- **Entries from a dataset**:
────────────────────

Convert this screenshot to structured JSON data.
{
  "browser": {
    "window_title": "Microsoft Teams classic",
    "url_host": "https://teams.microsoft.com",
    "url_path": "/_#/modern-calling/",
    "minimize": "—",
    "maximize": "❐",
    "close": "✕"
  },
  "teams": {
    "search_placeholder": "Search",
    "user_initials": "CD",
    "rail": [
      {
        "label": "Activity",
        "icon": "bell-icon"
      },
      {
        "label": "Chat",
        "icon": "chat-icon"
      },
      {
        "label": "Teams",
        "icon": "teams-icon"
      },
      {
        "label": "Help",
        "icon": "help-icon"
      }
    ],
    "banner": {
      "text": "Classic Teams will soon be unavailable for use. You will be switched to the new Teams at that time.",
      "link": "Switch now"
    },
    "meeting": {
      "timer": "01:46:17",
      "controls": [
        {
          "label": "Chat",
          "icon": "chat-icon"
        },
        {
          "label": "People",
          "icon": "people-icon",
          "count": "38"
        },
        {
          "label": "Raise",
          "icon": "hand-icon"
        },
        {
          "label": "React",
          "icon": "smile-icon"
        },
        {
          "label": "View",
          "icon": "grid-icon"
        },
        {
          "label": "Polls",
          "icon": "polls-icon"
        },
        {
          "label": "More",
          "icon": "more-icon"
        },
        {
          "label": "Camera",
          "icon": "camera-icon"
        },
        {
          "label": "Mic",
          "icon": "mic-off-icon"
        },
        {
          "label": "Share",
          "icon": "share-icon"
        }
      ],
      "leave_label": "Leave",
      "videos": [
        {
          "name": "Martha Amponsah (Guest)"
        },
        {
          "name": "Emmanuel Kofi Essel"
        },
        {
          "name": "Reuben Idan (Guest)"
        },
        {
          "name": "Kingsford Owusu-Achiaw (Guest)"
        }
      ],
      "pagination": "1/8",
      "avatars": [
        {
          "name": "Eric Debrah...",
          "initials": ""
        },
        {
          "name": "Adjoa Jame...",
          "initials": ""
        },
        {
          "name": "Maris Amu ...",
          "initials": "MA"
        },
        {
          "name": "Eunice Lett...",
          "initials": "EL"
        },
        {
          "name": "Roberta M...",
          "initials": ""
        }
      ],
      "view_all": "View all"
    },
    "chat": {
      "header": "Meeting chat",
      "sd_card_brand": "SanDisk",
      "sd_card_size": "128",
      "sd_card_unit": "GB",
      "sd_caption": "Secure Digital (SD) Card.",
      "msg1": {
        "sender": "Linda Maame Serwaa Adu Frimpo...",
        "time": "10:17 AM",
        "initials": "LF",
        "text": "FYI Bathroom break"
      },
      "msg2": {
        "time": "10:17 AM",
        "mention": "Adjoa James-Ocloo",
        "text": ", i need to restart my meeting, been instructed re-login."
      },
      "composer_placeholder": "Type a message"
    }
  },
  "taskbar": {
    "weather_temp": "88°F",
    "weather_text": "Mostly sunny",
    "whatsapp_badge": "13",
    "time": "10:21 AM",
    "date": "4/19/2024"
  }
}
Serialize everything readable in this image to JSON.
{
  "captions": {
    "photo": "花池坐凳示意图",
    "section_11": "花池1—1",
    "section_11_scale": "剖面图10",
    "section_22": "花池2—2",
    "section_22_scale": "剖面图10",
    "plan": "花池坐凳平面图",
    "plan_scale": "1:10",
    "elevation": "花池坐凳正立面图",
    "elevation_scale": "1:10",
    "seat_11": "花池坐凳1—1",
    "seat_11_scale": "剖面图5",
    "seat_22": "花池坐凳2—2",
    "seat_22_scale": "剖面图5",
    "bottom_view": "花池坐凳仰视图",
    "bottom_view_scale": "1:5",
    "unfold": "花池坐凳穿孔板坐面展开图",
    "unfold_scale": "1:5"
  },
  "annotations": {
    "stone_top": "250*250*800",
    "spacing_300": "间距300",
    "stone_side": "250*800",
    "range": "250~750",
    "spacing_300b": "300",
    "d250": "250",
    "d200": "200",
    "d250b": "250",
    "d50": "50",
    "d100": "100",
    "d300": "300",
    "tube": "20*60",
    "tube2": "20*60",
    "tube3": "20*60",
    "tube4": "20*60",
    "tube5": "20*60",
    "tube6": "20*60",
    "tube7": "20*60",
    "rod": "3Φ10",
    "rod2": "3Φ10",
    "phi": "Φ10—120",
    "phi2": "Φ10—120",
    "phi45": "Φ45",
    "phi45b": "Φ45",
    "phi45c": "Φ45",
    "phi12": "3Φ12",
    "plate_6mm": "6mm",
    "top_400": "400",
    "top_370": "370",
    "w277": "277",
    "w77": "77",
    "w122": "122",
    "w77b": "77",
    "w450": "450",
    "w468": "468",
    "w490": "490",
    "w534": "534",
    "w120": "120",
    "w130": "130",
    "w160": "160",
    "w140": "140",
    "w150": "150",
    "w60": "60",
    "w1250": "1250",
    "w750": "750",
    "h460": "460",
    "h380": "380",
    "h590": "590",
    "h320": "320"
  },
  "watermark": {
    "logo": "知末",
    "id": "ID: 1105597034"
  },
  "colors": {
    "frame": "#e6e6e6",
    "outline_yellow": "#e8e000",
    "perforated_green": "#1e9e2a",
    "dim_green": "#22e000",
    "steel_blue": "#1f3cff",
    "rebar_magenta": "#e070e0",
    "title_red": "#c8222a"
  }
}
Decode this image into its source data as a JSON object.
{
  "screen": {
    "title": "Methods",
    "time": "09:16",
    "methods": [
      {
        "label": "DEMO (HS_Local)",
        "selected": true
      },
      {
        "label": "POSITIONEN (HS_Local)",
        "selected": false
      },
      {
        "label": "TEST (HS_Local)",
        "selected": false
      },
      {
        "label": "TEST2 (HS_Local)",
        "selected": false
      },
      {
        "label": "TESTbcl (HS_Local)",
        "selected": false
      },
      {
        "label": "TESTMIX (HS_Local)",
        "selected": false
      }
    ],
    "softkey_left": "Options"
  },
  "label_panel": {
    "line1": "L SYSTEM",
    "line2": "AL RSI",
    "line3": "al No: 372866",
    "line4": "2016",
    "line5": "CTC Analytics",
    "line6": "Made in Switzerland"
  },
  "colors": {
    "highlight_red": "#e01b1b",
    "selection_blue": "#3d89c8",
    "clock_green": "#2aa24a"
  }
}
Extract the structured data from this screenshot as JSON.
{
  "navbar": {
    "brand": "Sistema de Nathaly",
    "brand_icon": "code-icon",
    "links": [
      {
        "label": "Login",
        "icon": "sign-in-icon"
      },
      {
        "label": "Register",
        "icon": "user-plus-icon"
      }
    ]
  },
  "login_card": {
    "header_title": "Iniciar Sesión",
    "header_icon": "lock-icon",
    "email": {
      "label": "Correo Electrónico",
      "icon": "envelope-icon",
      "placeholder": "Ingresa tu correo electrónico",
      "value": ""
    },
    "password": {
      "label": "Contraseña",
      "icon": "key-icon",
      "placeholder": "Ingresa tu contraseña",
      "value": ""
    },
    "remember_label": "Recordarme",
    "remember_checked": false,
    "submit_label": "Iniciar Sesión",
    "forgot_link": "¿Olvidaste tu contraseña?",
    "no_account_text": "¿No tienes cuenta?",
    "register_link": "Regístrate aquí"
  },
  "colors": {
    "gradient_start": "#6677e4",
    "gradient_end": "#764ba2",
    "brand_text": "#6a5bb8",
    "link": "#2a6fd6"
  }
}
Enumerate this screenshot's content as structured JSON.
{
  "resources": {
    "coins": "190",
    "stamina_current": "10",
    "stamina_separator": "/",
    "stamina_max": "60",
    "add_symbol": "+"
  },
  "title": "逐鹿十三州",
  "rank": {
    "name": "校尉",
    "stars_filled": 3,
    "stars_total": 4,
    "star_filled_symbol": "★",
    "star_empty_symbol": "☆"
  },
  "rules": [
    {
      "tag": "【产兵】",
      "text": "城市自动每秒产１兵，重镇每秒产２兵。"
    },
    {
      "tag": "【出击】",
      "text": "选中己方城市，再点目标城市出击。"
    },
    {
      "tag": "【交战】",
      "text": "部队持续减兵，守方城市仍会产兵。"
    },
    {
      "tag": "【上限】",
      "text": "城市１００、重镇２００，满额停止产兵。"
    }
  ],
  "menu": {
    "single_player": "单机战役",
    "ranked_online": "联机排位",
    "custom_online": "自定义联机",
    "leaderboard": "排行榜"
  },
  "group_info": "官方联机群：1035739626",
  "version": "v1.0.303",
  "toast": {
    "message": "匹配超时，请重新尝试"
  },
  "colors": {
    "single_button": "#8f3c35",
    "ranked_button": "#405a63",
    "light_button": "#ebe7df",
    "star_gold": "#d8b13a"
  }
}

────────────────────

In the listing above, find the line with "Enumerate this screenshot's" and set down that line and all after it exactly, through the final line.

- **Expected answer**:
Enumerate this screenshot's content as structured JSON.
{
  "resources": {
    "coins": "190",
    "stamina_current": "10",
    "stamina_separator": "/",
    "stamina_max": "60",
    "add_symbol": "+"
  },
  "title": "逐鹿十三州",
  "rank": {
    "name": "校尉",
    "stars_filled": 3,
    "stars_total": 4,
    "star_filled_symbol": "★",
    "star_empty_symbol": "☆"
  },
  "rules": [
    {
      "tag": "【产兵】",
      "text": "城市自动每秒产１兵，重镇每秒产２兵。"
    },
    {
      "tag": "【出击】",
      "text": "选中己方城市，再点目标城市出击。"
    },
    {
      "tag": "【交战】",
      "text": "部队持续减兵，守方城市仍会产兵。"
    },
    {
      "tag": "【上限】",
      "text": "城市１００、重镇２００，满额停止产兵。"
    }
  ],
  "menu": {
    "single_player": "单机战役",
    "ranked_online": "联机排位",
    "custom_online": "自定义联机",
    "leaderboard": "排行榜"
  },
  "group_info": "官方联机群：1035739626",
  "version": "v1.0.303",
  "toast": {
    "message": "匹配超时，请重新尝试"
  },
  "colors": {
    "single_button": "#8f3c35",
    "ranked_button": "#405a63",
    "light_button": "#ebe7df",
    "star_gold": "#d8b13a"
  }
}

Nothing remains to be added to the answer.